### WORK REQUIRED
Copy every entry precisely.

### MATERIAL TO PROCESS
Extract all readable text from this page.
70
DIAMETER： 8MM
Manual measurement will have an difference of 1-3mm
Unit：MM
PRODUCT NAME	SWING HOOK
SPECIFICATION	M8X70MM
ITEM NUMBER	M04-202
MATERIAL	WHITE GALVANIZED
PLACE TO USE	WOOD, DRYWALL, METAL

### CORRECT ANSWER
Extract all readable text from this page.
70
DIAMETER： 8MM
Manual measurement will have an difference of 1-3mm
Unit：MM
PRODUCT NAME	SWING HOOK
SPECIFICATION	M8X70MM
ITEM NUMBER	M04-202
MATERIAL	WHITE GALVANIZED
PLACE TO USE	WOOD, DRYWALL, METAL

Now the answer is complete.